- [WORK REQUIRED] Wherever the word "Konstruk" turns up in a line of the entries, copy that line.

(Dataset items)
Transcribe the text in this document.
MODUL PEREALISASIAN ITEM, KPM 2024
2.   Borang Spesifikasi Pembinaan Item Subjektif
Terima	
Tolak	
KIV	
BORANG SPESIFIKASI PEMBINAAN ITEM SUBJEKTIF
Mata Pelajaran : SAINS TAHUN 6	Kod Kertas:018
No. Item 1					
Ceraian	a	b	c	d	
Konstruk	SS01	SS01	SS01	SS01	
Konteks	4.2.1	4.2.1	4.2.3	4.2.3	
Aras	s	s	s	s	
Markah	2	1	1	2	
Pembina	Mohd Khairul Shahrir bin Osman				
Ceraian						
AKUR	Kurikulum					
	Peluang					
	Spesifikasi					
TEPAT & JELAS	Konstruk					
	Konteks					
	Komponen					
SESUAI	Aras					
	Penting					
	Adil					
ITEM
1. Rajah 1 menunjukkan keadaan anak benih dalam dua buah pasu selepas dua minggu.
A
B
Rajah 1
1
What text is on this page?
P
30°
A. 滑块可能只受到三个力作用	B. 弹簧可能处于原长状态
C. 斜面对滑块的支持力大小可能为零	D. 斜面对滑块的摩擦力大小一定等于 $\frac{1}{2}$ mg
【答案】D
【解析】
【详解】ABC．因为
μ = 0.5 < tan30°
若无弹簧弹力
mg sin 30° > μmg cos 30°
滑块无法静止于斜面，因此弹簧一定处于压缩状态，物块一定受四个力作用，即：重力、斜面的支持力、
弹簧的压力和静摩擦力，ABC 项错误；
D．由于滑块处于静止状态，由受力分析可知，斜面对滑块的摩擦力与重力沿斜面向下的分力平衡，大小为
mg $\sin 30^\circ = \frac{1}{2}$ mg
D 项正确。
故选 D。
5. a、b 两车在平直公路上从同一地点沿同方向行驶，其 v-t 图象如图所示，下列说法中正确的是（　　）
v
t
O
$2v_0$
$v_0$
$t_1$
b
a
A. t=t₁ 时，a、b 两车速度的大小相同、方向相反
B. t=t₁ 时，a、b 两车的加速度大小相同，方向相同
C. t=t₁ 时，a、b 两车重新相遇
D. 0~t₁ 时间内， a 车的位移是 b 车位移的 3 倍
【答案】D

- [EXERCISE RESULT]
Konstruk	SS01	SS01	SS01	SS01	
TEPAT & JELAS	Konstruk					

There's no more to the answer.